Material shown =

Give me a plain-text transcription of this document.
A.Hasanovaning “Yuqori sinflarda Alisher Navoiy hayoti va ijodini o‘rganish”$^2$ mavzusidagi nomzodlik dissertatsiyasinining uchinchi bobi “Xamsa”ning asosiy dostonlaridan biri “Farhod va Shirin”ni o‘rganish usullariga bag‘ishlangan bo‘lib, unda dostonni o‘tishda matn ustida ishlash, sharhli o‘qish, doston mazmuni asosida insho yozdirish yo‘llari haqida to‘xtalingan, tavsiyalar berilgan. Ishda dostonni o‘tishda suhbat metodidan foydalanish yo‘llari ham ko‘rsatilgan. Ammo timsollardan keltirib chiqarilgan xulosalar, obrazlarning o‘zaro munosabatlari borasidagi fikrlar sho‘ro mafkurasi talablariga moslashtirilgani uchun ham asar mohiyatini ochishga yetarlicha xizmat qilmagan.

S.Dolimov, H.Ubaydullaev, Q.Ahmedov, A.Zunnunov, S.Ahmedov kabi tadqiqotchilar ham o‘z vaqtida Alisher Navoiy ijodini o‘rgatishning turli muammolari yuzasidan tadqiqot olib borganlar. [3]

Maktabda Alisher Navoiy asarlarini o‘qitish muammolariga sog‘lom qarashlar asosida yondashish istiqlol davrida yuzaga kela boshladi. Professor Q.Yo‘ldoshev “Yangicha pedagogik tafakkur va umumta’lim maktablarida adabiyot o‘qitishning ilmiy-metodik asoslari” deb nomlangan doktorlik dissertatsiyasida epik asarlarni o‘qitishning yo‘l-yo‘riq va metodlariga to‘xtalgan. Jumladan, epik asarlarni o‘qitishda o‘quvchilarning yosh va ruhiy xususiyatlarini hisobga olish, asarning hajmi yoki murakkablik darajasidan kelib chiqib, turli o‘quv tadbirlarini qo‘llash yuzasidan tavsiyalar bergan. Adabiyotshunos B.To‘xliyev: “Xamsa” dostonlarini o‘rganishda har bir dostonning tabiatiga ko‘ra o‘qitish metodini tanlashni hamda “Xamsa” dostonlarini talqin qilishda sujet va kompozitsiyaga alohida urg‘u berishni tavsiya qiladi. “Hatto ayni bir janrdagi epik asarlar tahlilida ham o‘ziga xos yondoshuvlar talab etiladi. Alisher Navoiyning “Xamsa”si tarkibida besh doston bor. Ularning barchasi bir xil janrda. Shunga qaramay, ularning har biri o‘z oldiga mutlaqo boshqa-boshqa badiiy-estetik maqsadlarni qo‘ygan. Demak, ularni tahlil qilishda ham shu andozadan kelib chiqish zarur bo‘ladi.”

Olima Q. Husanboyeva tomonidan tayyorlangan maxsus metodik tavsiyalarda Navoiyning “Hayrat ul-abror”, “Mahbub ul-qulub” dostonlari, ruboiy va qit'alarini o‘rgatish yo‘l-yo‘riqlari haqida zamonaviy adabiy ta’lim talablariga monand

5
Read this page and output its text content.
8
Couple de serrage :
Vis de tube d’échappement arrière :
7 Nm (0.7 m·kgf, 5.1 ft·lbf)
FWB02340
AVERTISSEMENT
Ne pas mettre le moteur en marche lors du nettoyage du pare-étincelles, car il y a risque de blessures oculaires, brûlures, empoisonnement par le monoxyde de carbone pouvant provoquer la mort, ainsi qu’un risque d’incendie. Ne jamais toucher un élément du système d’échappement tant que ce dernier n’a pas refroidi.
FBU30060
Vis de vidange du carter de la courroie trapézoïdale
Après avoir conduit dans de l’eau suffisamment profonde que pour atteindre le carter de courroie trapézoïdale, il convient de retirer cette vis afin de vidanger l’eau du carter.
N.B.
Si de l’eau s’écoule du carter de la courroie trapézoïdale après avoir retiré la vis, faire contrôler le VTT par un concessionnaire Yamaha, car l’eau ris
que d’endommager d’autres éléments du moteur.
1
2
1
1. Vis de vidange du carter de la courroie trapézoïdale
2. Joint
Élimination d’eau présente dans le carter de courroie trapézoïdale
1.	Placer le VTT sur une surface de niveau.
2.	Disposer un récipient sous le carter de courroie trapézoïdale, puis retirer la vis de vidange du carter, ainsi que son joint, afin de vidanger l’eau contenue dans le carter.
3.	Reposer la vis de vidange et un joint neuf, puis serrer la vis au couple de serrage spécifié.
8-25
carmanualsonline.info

Task directions = Your task is to reproduce all of the records exactly.

Full output =
Give me a plain-text transcription of this document.
A.Hasanovaning “Yuqori sinflarda Alisher Navoiy hayoti va ijodini o‘rganish”$^2$ mavzusidagi nomzodlik dissertatsiyasinining uchinchi bobi “Xamsa”ning asosiy dostonlaridan biri “Farhod va Shirin”ni o‘rganish usullariga bag‘ishlangan bo‘lib, unda dostonni o‘tishda matn ustida ishlash, sharhli o‘qish, doston mazmuni asosida insho yozdirish yo‘llari haqida to‘xtalingan, tavsiyalar berilgan. Ishda dostonni o‘tishda suhbat metodidan foydalanish yo‘llari ham ko‘rsatilgan. Ammo timsollardan keltirib chiqarilgan xulosalar, obrazlarning o‘zaro munosabatlari borasidagi fikrlar sho‘ro mafkurasi talablariga moslashtirilgani uchun ham asar mohiyatini ochishga yetarlicha xizmat qilmagan.

S.Dolimov, H.Ubaydullaev, Q.Ahmedov, A.Zunnunov, S.Ahmedov kabi tadqiqotchilar ham o‘z vaqtida Alisher Navoiy ijodini o‘rgatishning turli muammolari yuzasidan tadqiqot olib borganlar. [3]

Maktabda Alisher Navoiy asarlarini o‘qitish muammolariga sog‘lom qarashlar asosida yondashish istiqlol davrida yuzaga kela boshladi. Professor Q.Yo‘ldoshev “Yangicha pedagogik tafakkur va umumta’lim maktablarida adabiyot o‘qitishning ilmiy-metodik asoslari” deb nomlangan doktorlik dissertatsiyasida epik asarlarni o‘qitishning yo‘l-yo‘riq va metodlariga to‘xtalgan. Jumladan, epik asarlarni o‘qitishda o‘quvchilarning yosh va ruhiy xususiyatlarini hisobga olish, asarning hajmi yoki murakkablik darajasidan kelib chiqib, turli o‘quv tadbirlarini qo‘llash yuzasidan tavsiyalar bergan. Adabiyotshunos B.To‘xliyev: “Xamsa” dostonlarini o‘rganishda har bir dostonning tabiatiga ko‘ra o‘qitish metodini tanlashni hamda “Xamsa” dostonlarini talqin qilishda sujet va kompozitsiyaga alohida urg‘u berishni tavsiya qiladi. “Hatto ayni bir janrdagi epik asarlar tahlilida ham o‘ziga xos yondoshuvlar talab etiladi. Alisher Navoiyning “Xamsa”si tarkibida besh doston bor. Ularning barchasi bir xil janrda. Shunga qaramay, ularning har biri o‘z oldiga mutlaqo boshqa-boshqa badiiy-estetik maqsadlarni qo‘ygan. Demak, ularni tahlil qilishda ham shu andozadan kelib chiqish zarur bo‘ladi.”

Olima Q. Husanboyeva tomonidan tayyorlangan maxsus metodik tavsiyalarda Navoiyning “Hayrat ul-abror”, “Mahbub ul-qulub” dostonlari, ruboiy va qit'alarini o‘rgatish yo‘l-yo‘riqlari haqida zamonaviy adabiy ta’lim talablariga monand

5
Read this page and output its text content.
8
Couple de serrage :
Vis de tube d’échappement arrière :
7 Nm (0.7 m·kgf, 5.1 ft·lbf)
FWB02340
AVERTISSEMENT
Ne pas mettre le moteur en marche lors du nettoyage du pare-étincelles, car il y a risque de blessures oculaires, brûlures, empoisonnement par le monoxyde de carbone pouvant provoquer la mort, ainsi qu’un risque d’incendie. Ne jamais toucher un élément du système d’échappement tant que ce dernier n’a pas refroidi.
FBU30060
Vis de vidange du carter de la courroie trapézoïdale
Après avoir conduit dans de l’eau suffisamment profonde que pour atteindre le carter de courroie trapézoïdale, il convient de retirer cette vis afin de vidanger l’eau du carter.
N.B.
Si de l’eau s’écoule du carter de la courroie trapézoïdale après avoir retiré la vis, faire contrôler le VTT par un concessionnaire Yamaha, car l’eau ris
que d’endommager d’autres éléments du moteur.
1
2
1
1. Vis de vidange du carter de la courroie trapézoïdale
2. Joint
Élimination d’eau présente dans le carter de courroie trapézoïdale
1.	Placer le VTT sur une surface de niveau.
2.	Disposer un récipient sous le carter de courroie trapézoïdale, puis retirer la vis de vidange du carter, ainsi que son joint, afin de vidanger l’eau contenue dans le carter.
3.	Reposer la vis de vidange et un joint neuf, puis serrer la vis au couple de serrage spécifié.
8-25
carmanualsonline.info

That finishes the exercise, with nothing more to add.